* [Exercise brief]:
Reproduce the whole listing, character for character.

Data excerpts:

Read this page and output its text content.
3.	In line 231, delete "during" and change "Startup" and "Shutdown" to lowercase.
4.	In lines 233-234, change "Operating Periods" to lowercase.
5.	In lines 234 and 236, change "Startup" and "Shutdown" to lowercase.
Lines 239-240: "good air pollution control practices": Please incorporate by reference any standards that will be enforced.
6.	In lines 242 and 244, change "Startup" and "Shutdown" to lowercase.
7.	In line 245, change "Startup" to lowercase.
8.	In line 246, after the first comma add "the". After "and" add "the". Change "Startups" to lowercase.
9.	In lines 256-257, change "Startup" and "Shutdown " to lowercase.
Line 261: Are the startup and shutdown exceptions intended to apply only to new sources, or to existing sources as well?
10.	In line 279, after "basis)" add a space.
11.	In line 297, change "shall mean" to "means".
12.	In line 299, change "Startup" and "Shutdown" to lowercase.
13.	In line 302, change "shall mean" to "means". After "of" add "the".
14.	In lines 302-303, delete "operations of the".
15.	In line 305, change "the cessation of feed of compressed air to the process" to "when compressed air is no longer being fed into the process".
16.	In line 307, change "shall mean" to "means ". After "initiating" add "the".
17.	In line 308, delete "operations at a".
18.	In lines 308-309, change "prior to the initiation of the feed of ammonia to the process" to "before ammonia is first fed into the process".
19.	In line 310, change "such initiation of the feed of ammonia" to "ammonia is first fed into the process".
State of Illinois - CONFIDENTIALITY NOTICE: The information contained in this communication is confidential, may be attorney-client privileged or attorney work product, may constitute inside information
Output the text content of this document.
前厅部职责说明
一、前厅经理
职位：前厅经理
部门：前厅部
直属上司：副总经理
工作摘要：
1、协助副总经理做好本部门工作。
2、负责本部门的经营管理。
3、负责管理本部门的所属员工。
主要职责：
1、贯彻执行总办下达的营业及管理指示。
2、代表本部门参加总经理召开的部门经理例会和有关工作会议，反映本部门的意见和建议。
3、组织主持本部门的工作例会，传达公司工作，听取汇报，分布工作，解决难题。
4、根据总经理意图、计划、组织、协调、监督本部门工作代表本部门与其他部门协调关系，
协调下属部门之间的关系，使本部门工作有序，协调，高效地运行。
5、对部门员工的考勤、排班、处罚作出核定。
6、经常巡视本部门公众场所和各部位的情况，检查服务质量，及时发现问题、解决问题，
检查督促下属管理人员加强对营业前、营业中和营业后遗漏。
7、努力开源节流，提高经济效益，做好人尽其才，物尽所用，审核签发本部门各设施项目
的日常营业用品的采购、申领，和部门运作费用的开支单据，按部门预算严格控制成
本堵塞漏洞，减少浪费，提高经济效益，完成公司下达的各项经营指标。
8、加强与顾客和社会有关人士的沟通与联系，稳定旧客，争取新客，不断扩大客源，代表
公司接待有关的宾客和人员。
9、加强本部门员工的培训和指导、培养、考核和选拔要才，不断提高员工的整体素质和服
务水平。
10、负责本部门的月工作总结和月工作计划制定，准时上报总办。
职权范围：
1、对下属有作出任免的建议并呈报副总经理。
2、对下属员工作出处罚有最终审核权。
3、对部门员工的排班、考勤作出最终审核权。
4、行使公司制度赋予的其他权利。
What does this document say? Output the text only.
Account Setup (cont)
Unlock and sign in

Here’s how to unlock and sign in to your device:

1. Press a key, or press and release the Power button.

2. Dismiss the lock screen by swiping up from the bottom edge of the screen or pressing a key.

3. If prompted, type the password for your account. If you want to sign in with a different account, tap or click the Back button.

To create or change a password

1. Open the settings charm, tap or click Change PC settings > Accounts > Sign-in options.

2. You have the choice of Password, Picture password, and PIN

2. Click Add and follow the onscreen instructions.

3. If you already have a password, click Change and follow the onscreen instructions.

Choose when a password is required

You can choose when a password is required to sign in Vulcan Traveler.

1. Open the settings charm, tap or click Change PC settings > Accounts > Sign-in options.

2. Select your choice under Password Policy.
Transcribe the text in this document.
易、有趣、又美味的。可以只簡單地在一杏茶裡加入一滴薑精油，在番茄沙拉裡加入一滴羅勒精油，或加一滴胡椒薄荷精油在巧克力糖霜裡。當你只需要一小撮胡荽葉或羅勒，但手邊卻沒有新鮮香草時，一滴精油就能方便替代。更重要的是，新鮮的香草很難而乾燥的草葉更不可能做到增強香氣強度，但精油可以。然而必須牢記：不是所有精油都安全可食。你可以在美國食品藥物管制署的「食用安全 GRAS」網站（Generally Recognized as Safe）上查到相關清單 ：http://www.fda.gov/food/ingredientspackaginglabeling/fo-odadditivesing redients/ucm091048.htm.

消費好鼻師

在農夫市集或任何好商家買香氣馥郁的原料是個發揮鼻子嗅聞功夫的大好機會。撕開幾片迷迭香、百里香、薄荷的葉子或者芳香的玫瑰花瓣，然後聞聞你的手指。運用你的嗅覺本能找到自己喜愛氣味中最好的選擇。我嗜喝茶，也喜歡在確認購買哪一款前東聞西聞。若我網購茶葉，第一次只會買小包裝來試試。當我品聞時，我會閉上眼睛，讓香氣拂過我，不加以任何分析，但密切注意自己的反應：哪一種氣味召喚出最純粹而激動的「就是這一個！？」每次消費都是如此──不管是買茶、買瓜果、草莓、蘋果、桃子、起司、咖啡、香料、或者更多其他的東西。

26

* [Output]:
Read this page and output its text content.
3.	In line 231, delete "during" and change "Startup" and "Shutdown" to lowercase.
4.	In lines 233-234, change "Operating Periods" to lowercase.
5.	In lines 234 and 236, change "Startup" and "Shutdown" to lowercase.
Lines 239-240: "good air pollution control practices": Please incorporate by reference any standards that will be enforced.
6.	In lines 242 and 244, change "Startup" and "Shutdown" to lowercase.
7.	In line 245, change "Startup" to lowercase.
8.	In line 246, after the first comma add "the". After "and" add "the". Change "Startups" to lowercase.
9.	In lines 256-257, change "Startup" and "Shutdown " to lowercase.
Line 261: Are the startup and shutdown exceptions intended to apply only to new sources, or to existing sources as well?
10.	In line 279, after "basis)" add a space.
11.	In line 297, change "shall mean" to "means".
12.	In line 299, change "Startup" and "Shutdown" to lowercase.
13.	In line 302, change "shall mean" to "means". After "of" add "the".
14.	In lines 302-303, delete "operations of the".
15.	In line 305, change "the cessation of feed of compressed air to the process" to "when compressed air is no longer being fed into the process".
16.	In line 307, change "shall mean" to "means ". After "initiating" add "the".
17.	In line 308, delete "operations at a".
18.	In lines 308-309, change "prior to the initiation of the feed of ammonia to the process" to "before ammonia is first fed into the process".
19.	In line 310, change "such initiation of the feed of ammonia" to "ammonia is first fed into the process".
State of Illinois - CONFIDENTIALITY NOTICE: The information contained in this communication is confidential, may be attorney-client privileged or attorney work product, may constitute inside information
Output the text content of this document.
前厅部职责说明
一、前厅经理
职位：前厅经理
部门：前厅部
直属上司：副总经理
工作摘要：
1、协助副总经理做好本部门工作。
2、负责本部门的经营管理。
3、负责管理本部门的所属员工。
主要职责：
1、贯彻执行总办下达的营业及管理指示。
2、代表本部门参加总经理召开的部门经理例会和有关工作会议，反映本部门的意见和建议。
3、组织主持本部门的工作例会，传达公司工作，听取汇报，分布工作，解决难题。
4、根据总经理意图、计划、组织、协调、监督本部门工作代表本部门与其他部门协调关系，
协调下属部门之间的关系，使本部门工作有序，协调，高效地运行。
5、对部门员工的考勤、排班、处罚作出核定。
6、经常巡视本部门公众场所和各部位的情况，检查服务质量，及时发现问题、解决问题，
检查督促下属管理人员加强对营业前、营业中和营业后遗漏。
7、努力开源节流，提高经济效益，做好人尽其才，物尽所用，审核签发本部门各设施项目
的日常营业用品的采购、申领，和部门运作费用的开支单据，按部门预算严格控制成
本堵塞漏洞，减少浪费，提高经济效益，完成公司下达的各项经营指标。
8、加强与顾客和社会有关人士的沟通与联系，稳定旧客，争取新客，不断扩大客源，代表
公司接待有关的宾客和人员。
9、加强本部门员工的培训和指导、培养、考核和选拔要才，不断提高员工的整体素质和服
务水平。
10、负责本部门的月工作总结和月工作计划制定，准时上报总办。
职权范围：
1、对下属有作出任免的建议并呈报副总经理。
2、对下属员工作出处罚有最终审核权。
3、对部门员工的排班、考勤作出最终审核权。
4、行使公司制度赋予的其他权利。
What does this document say? Output the text only.
Account Setup (cont)
Unlock and sign in

Here’s how to unlock and sign in to your device:

1. Press a key, or press and release the Power button.

2. Dismiss the lock screen by swiping up from the bottom edge of the screen or pressing a key.

3. If prompted, type the password for your account. If you want to sign in with a different account, tap or click the Back button.

To create or change a password

1. Open the settings charm, tap or click Change PC settings > Accounts > Sign-in options.

2. You have the choice of Password, Picture password, and PIN

2. Click Add and follow the onscreen instructions.

3. If you already have a password, click Change and follow the onscreen instructions.

Choose when a password is required

You can choose when a password is required to sign in Vulcan Traveler.

1. Open the settings charm, tap or click Change PC settings > Accounts > Sign-in options.

2. Select your choice under Password Policy.
Transcribe the text in this document.
易、有趣、又美味的。可以只簡單地在一杏茶裡加入一滴薑精油，在番茄沙拉裡加入一滴羅勒精油，或加一滴胡椒薄荷精油在巧克力糖霜裡。當你只需要一小撮胡荽葉或羅勒，但手邊卻沒有新鮮香草時，一滴精油就能方便替代。更重要的是，新鮮的香草很難而乾燥的草葉更不可能做到增強香氣強度，但精油可以。然而必須牢記：不是所有精油都安全可食。你可以在美國食品藥物管制署的「食用安全 GRAS」網站（Generally Recognized as Safe）上查到相關清單 ：http://www.fda.gov/food/ingredientspackaginglabeling/fo-odadditivesing redients/ucm091048.htm.

消費好鼻師

在農夫市集或任何好商家買香氣馥郁的原料是個發揮鼻子嗅聞功夫的大好機會。撕開幾片迷迭香、百里香、薄荷的葉子或者芳香的玫瑰花瓣，然後聞聞你的手指。運用你的嗅覺本能找到自己喜愛氣味中最好的選擇。我嗜喝茶，也喜歡在確認購買哪一款前東聞西聞。若我網購茶葉，第一次只會買小包裝來試試。當我品聞時，我會閉上眼睛，讓香氣拂過我，不加以任何分析，但密切注意自己的反應：哪一種氣味召喚出最純粹而激動的「就是這一個！？」每次消費都是如此──不管是買茶、買瓜果、草莓、蘋果、桃子、起司、咖啡、香料、或者更多其他的東西。

26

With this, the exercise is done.